--- start ---

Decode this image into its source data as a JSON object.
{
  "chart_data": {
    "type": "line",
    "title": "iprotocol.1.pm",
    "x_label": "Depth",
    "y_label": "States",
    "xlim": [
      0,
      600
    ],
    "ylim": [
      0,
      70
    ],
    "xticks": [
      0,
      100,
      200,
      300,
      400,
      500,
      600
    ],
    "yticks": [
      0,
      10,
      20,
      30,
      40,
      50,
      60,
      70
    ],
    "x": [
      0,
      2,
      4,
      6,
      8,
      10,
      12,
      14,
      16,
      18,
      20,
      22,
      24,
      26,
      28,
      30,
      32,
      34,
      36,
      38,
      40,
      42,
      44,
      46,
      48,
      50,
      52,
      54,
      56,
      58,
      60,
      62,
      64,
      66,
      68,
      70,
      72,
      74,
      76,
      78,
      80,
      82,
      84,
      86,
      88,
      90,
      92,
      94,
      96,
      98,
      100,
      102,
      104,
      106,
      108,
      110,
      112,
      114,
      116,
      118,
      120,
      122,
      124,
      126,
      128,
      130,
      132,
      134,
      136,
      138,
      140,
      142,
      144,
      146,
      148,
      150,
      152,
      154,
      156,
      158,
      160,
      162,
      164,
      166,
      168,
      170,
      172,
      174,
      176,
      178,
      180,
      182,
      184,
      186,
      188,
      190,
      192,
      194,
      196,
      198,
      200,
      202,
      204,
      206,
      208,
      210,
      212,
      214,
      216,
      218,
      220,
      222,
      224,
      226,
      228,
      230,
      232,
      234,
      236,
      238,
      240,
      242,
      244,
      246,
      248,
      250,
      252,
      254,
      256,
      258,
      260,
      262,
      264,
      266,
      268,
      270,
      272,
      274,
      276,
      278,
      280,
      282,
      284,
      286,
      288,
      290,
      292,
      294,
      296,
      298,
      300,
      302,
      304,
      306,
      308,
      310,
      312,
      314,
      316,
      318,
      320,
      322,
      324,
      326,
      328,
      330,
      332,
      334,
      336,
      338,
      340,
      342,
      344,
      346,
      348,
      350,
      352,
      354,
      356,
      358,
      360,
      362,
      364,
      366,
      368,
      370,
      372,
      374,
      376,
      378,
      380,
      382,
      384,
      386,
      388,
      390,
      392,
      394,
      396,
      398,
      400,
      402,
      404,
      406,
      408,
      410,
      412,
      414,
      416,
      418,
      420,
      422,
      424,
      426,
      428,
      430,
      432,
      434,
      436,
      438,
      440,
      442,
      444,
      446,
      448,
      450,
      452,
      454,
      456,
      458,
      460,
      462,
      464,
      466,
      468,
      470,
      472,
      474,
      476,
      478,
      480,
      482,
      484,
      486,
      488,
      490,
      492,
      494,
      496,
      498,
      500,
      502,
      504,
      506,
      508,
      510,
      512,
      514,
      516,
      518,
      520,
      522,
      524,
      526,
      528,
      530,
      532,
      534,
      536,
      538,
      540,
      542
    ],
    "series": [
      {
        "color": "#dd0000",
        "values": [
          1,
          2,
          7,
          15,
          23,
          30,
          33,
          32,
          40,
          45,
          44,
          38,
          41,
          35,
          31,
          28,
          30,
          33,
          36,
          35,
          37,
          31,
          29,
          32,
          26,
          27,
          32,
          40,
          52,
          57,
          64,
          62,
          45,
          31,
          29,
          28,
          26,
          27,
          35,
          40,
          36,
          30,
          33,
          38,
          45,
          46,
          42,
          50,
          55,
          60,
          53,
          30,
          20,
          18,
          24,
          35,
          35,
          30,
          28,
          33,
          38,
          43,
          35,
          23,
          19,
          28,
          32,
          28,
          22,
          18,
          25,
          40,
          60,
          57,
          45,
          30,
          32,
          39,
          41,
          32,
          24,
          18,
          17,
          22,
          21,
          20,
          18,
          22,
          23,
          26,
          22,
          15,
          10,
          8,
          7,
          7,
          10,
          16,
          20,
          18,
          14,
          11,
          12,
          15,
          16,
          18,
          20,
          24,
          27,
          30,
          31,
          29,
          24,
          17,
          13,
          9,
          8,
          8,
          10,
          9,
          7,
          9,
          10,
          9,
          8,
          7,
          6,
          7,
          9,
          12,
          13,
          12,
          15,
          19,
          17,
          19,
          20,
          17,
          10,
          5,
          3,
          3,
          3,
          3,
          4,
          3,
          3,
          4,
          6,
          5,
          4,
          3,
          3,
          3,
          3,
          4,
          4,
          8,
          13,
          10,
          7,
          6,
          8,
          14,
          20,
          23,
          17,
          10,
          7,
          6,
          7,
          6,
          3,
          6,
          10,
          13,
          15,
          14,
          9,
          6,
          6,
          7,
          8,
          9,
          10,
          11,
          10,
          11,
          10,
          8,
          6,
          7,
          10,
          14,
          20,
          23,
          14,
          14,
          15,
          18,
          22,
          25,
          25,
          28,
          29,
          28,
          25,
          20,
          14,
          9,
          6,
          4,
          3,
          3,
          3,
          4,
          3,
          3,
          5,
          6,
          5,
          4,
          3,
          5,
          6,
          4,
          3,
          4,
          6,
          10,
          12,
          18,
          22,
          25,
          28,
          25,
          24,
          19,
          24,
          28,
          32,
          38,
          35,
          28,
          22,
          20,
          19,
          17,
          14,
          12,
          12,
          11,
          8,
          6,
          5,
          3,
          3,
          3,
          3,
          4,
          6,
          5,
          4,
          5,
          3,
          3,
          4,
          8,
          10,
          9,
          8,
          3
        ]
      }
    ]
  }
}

--- end ---

WHAT THE TASK REQUIRES:
Repeat the material above exactly.

FINISHED TASK:
Decode this image into its source data as a JSON object.
{
  "chart_data": {
    "type": "line",
    "title": "iprotocol.1.pm",
    "x_label": "Depth",
    "y_label": "States",
    "xlim": [
      0,
      600
    ],
    "ylim": [
      0,
      70
    ],
    "xticks": [
      0,
      100,
      200,
      300,
      400,
      500,
      600
    ],
    "yticks": [
      0,
      10,
      20,
      30,
      40,
      50,
      60,
      70
    ],
    "x": [
      0,
      2,
      4,
      6,
      8,
      10,
      12,
      14,
      16,
      18,
      20,
      22,
      24,
      26,
      28,
      30,
      32,
      34,
      36,
      38,
      40,
      42,
      44,
      46,
      48,
      50,
      52,
      54,
      56,
      58,
      60,
      62,
      64,
      66,
      68,
      70,
      72,
      74,
      76,
      78,
      80,
      82,
      84,
      86,
      88,
      90,
      92,
      94,
      96,
      98,
      100,
      102,
      104,
      106,
      108,
      110,
      112,
      114,
      116,
      118,
      120,
      122,
      124,
      126,
      128,
      130,
      132,
      134,
      136,
      138,
      140,
      142,
      144,
      146,
      148,
      150,
      152,
      154,
      156,
      158,
      160,
      162,
      164,
      166,
      168,
      170,
      172,
      174,
      176,
      178,
      180,
      182,
      184,
      186,
      188,
      190,
      192,
      194,
      196,
      198,
      200,
      202,
      204,
      206,
      208,
      210,
      212,
      214,
      216,
      218,
      220,
      222,
      224,
      226,
      228,
      230,
      232,
      234,
      236,
      238,
      240,
      242,
      244,
      246,
      248,
      250,
      252,
      254,
      256,
      258,
      260,
      262,
      264,
      266,
      268,
      270,
      272,
      274,
      276,
      278,
      280,
      282,
      284,
      286,
      288,
      290,
      292,
      294,
      296,
      298,
      300,
      302,
      304,
      306,
      308,
      310,
      312,
      314,
      316,
      318,
      320,
      322,
      324,
      326,
      328,
      330,
      332,
      334,
      336,
      338,
      340,
      342,
      344,
      346,
      348,
      350,
      352,
      354,
      356,
      358,
      360,
      362,
      364,
      366,
      368,
      370,
      372,
      374,
      376,
      378,
      380,
      382,
      384,
      386,
      388,
      390,
      392,
      394,
      396,
      398,
      400,
      402,
      404,
      406,
      408,
      410,
      412,
      414,
      416,
      418,
      420,
      422,
      424,
      426,
      428,
      430,
      432,
      434,
      436,
      438,
      440,
      442,
      444,
      446,
      448,
      450,
      452,
      454,
      456,
      458,
      460,
      462,
      464,
      466,
      468,
      470,
      472,
      474,
      476,
      478,
      480,
      482,
      484,
      486,
      488,
      490,
      492,
      494,
      496,
      498,
      500,
      502,
      504,
      506,
      508,
      510,
      512,
      514,
      516,
      518,
      520,
      522,
      524,
      526,
      528,
      530,
      532,
      534,
      536,
      538,
      540,
      542
    ],
    "series": [
      {
        "color": "#dd0000",
        "values": [
          1,
          2,
          7,
          15,
          23,
          30,
          33,
          32,
          40,
          45,
          44,
          38,
          41,
          35,
          31,
          28,
          30,
          33,
          36,
          35,
          37,
          31,
          29,
          32,
          26,
          27,
          32,
          40,
          52,
          57,
          64,
          62,
          45,
          31,
          29,
          28,
          26,
          27,
          35,
          40,
          36,
          30,
          33,
          38,
          45,
          46,
          42,
          50,
          55,
          60,
          53,
          30,
          20,
          18,
          24,
          35,
          35,
          30,
          28,
          33,
          38,
          43,
          35,
          23,
          19,
          28,
          32,
          28,
          22,
          18,
          25,
          40,
          60,
          57,
          45,
          30,
          32,
          39,
          41,
          32,
          24,
          18,
          17,
          22,
          21,
          20,
          18,
          22,
          23,
          26,
          22,
          15,
          10,
          8,
          7,
          7,
          10,
          16,
          20,
          18,
          14,
          11,
          12,
          15,
          16,
          18,
          20,
          24,
          27,
          30,
          31,
          29,
          24,
          17,
          13,
          9,
          8,
          8,
          10,
          9,
          7,
          9,
          10,
          9,
          8,
          7,
          6,
          7,
          9,
          12,
          13,
          12,
          15,
          19,
          17,
          19,
          20,
          17,
          10,
          5,
          3,
          3,
          3,
          3,
          4,
          3,
          3,
          4,
          6,
          5,
          4,
          3,
          3,
          3,
          3,
          4,
          4,
          8,
          13,
          10,
          7,
          6,
          8,
          14,
          20,
          23,
          17,
          10,
          7,
          6,
          7,
          6,
          3,
          6,
          10,
          13,
          15,
          14,
          9,
          6,
          6,
          7,
          8,
          9,
          10,
          11,
          10,
          11,
          10,
          8,
          6,
          7,
          10,
          14,
          20,
          23,
          14,
          14,
          15,
          18,
          22,
          25,
          25,
          28,
          29,
          28,
          25,
          20,
          14,
          9,
          6,
          4,
          3,
          3,
          3,
          4,
          3,
          3,
          5,
          6,
          5,
          4,
          3,
          5,
          6,
          4,
          3,
          4,
          6,
          10,
          12,
          18,
          22,
          25,
          28,
          25,
          24,
          19,
          24,
          28,
          32,
          38,
          35,
          28,
          22,
          20,
          19,
          17,
          14,
          12,
          12,
          11,
          8,
          6,
          5,
          3,
          3,
          3,
          3,
          4,
          6,
          5,
          4,
          5,
          3,
          3,
          4,
          8,
          10,
          9,
          8,
          3
        ]
      }
    ]
  }
}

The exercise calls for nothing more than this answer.